>> BEGIN DATA SUPPLIED

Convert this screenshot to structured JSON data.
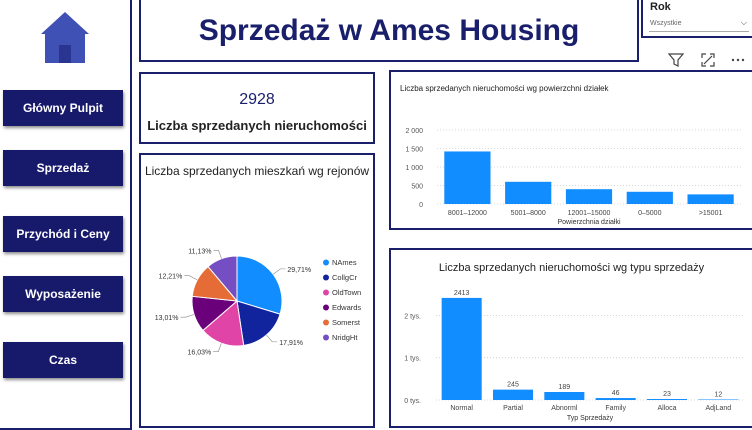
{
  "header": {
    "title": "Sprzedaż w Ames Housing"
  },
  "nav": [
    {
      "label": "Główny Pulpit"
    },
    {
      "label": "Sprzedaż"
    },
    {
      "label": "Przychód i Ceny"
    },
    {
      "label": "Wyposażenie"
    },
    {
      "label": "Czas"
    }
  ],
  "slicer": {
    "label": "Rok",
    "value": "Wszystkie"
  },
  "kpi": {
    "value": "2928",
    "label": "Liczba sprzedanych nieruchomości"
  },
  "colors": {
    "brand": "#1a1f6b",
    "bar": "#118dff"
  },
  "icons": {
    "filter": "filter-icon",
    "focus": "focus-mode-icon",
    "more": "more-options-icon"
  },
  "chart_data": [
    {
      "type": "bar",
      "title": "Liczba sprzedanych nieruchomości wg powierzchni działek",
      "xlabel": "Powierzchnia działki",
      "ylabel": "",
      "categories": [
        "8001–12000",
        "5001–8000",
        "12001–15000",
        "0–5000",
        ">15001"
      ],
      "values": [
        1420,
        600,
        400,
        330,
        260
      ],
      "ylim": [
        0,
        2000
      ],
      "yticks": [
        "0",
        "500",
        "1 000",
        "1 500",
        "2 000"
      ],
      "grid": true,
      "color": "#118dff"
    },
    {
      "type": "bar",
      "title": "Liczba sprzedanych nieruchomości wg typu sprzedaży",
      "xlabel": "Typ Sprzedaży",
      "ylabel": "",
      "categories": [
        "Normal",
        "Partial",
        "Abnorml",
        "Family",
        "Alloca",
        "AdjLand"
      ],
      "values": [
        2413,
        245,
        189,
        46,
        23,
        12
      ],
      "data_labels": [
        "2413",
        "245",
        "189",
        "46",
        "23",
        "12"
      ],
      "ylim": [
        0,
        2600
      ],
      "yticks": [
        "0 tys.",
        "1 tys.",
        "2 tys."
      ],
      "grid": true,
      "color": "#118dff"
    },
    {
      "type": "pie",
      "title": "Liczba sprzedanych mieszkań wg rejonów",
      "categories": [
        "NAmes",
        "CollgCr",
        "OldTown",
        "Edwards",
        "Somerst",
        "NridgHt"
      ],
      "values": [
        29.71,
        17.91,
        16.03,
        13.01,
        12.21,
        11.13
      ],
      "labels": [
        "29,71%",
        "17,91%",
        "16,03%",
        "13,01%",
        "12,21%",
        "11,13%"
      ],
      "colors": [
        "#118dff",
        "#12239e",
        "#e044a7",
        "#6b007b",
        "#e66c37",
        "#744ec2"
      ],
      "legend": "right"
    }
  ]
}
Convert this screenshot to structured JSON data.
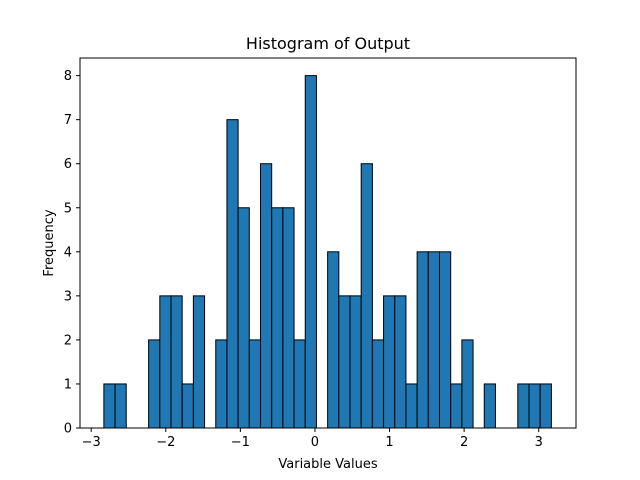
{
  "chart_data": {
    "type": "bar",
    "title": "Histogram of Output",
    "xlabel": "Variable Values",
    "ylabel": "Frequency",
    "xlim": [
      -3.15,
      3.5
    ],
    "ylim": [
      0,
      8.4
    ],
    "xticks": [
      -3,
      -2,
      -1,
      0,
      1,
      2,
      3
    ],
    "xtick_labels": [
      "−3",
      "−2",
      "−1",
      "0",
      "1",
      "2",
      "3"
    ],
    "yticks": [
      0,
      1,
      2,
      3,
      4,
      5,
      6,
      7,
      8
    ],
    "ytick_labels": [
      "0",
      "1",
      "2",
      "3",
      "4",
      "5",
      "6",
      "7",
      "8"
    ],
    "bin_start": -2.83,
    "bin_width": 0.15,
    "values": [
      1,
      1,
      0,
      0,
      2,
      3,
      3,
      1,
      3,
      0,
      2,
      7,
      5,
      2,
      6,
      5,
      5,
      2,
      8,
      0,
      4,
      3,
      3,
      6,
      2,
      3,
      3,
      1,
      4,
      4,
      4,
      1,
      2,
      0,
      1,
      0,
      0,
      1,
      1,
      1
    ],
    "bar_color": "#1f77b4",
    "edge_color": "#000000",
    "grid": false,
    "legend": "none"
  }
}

>> END DATA SUPPLIED

WHAT IS NEEDED:
Do not copy the pictures, but repeat every line exactly.

RESULT OF THIS TASK:
Convert this screenshot to structured JSON data.
{
  "header": {
    "title": "Sprzedaż w Ames Housing"
  },
  "nav": [
    {
      "label": "Główny Pulpit"
    },
    {
      "label": "Sprzedaż"
    },
    {
      "label": "Przychód i Ceny"
    },
    {
      "label": "Wyposażenie"
    },
    {
      "label": "Czas"
    }
  ],
  "slicer": {
    "label": "Rok",
    "value": "Wszystkie"
  },
  "kpi": {
    "value": "2928",
    "label": "Liczba sprzedanych nieruchomości"
  },
  "colors": {
    "brand": "#1a1f6b",
    "bar": "#118dff"
  },
  "icons": {
    "filter": "filter-icon",
    "focus": "focus-mode-icon",
    "more": "more-options-icon"
  },
  "chart_data": [
    {
      "type": "bar",
      "title": "Liczba sprzedanych nieruchomości wg powierzchni działek",
      "xlabel": "Powierzchnia działki",
      "ylabel": "",
      "categories": [
        "8001–12000",
        "5001–8000",
        "12001–15000",
        "0–5000",
        ">15001"
      ],
      "values": [
        1420,
        600,
        400,
        330,
        260
      ],
      "ylim": [
        0,
        2000
      ],
      "yticks": [
        "0",
        "500",
        "1 000",
        "1 500",
        "2 000"
      ],
      "grid": true,
      "color": "#118dff"
    },
    {
      "type": "bar",
      "title": "Liczba sprzedanych nieruchomości wg typu sprzedaży",
      "xlabel": "Typ Sprzedaży",
      "ylabel": "",
      "categories": [
        "Normal",
        "Partial",
        "Abnorml",
        "Family",
        "Alloca",
        "AdjLand"
      ],
      "values": [
        2413,
        245,
        189,
        46,
        23,
        12
      ],
      "data_labels": [
        "2413",
        "245",
        "189",
        "46",
        "23",
        "12"
      ],
      "ylim": [
        0,
        2600
      ],
      "yticks": [
        "0 tys.",
        "1 tys.",
        "2 tys."
      ],
      "grid": true,
      "color": "#118dff"
    },
    {
      "type": "pie",
      "title": "Liczba sprzedanych mieszkań wg rejonów",
      "categories": [
        "NAmes",
        "CollgCr",
        "OldTown",
        "Edwards",
        "Somerst",
        "NridgHt"
      ],
      "values": [
        29.71,
        17.91,
        16.03,
        13.01,
        12.21,
        11.13
      ],
      "labels": [
        "29,71%",
        "17,91%",
        "16,03%",
        "13,01%",
        "12,21%",
        "11,13%"
      ],
      "colors": [
        "#118dff",
        "#12239e",
        "#e044a7",
        "#6b007b",
        "#e66c37",
        "#744ec2"
      ],
      "legend": "right"
    }
  ]
}
Convert this screenshot to structured JSON data.
{
  "chart_data": {
    "type": "bar",
    "title": "Histogram of Output",
    "xlabel": "Variable Values",
    "ylabel": "Frequency",
    "xlim": [
      -3.15,
      3.5
    ],
    "ylim": [
      0,
      8.4
    ],
    "xticks": [
      -3,
      -2,
      -1,
      0,
      1,
      2,
      3
    ],
    "xtick_labels": [
      "−3",
      "−2",
      "−1",
      "0",
      "1",
      "2",
      "3"
    ],
    "yticks": [
      0,
      1,
      2,
      3,
      4,
      5,
      6,
      7,
      8
    ],
    "ytick_labels": [
      "0",
      "1",
      "2",
      "3",
      "4",
      "5",
      "6",
      "7",
      "8"
    ],
    "bin_start": -2.83,
    "bin_width": 0.15,
    "values": [
      1,
      1,
      0,
      0,
      2,
      3,
      3,
      1,
      3,
      0,
      2,
      7,
      5,
      2,
      6,
      5,
      5,
      2,
      8,
      0,
      4,
      3,
      3,
      6,
      2,
      3,
      3,
      1,
      4,
      4,
      4,
      1,
      2,
      0,
      1,
      0,
      0,
      1,
      1,
      1
    ],
    "bar_color": "#1f77b4",
    "edge_color": "#000000",
    "grid": false,
    "legend": "none"
  }
}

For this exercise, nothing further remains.